#### Supplied data
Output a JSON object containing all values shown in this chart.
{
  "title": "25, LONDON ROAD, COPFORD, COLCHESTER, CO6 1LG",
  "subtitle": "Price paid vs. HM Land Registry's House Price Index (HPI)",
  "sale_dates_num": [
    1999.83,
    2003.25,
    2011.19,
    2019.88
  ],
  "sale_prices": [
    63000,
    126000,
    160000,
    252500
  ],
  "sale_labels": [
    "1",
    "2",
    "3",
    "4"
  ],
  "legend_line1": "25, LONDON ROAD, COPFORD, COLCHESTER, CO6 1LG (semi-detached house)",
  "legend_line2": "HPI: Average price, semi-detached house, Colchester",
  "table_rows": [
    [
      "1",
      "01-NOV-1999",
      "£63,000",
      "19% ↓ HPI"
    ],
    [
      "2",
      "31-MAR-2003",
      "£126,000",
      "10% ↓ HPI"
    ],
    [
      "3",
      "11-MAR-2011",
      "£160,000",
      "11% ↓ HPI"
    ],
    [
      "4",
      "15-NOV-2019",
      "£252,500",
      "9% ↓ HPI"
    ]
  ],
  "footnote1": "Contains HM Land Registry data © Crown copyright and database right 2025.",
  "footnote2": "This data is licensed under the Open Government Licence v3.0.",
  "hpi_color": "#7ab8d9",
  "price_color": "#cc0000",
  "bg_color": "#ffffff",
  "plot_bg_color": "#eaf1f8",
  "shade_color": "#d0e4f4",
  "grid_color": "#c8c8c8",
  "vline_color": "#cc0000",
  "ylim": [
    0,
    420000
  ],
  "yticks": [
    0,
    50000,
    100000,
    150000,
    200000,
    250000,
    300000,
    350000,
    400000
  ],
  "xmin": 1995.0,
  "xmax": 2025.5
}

#### Task requirements
Set down the material above again, word for word.

#### Answer for this exercise
Output a JSON object containing all values shown in this chart.
{
  "title": "25, LONDON ROAD, COPFORD, COLCHESTER, CO6 1LG",
  "subtitle": "Price paid vs. HM Land Registry's House Price Index (HPI)",
  "sale_dates_num": [
    1999.83,
    2003.25,
    2011.19,
    2019.88
  ],
  "sale_prices": [
    63000,
    126000,
    160000,
    252500
  ],
  "sale_labels": [
    "1",
    "2",
    "3",
    "4"
  ],
  "legend_line1": "25, LONDON ROAD, COPFORD, COLCHESTER, CO6 1LG (semi-detached house)",
  "legend_line2": "HPI: Average price, semi-detached house, Colchester",
  "table_rows": [
    [
      "1",
      "01-NOV-1999",
      "£63,000",
      "19% ↓ HPI"
    ],
    [
      "2",
      "31-MAR-2003",
      "£126,000",
      "10% ↓ HPI"
    ],
    [
      "3",
      "11-MAR-2011",
      "£160,000",
      "11% ↓ HPI"
    ],
    [
      "4",
      "15-NOV-2019",
      "£252,500",
      "9% ↓ HPI"
    ]
  ],
  "footnote1": "Contains HM Land Registry data © Crown copyright and database right 2025.",
  "footnote2": "This data is licensed under the Open Government Licence v3.0.",
  "hpi_color": "#7ab8d9",
  "price_color": "#cc0000",
  "bg_color": "#ffffff",
  "plot_bg_color": "#eaf1f8",
  "shade_color": "#d0e4f4",
  "grid_color": "#c8c8c8",
  "vline_color": "#cc0000",
  "ylim": [
    0,
    420000
  ],
  "yticks": [
    0,
    50000,
    100000,
    150000,
    200000,
    250000,
    300000,
    350000,
    400000
  ],
  "xmin": 1995.0,
  "xmax": 2025.5
}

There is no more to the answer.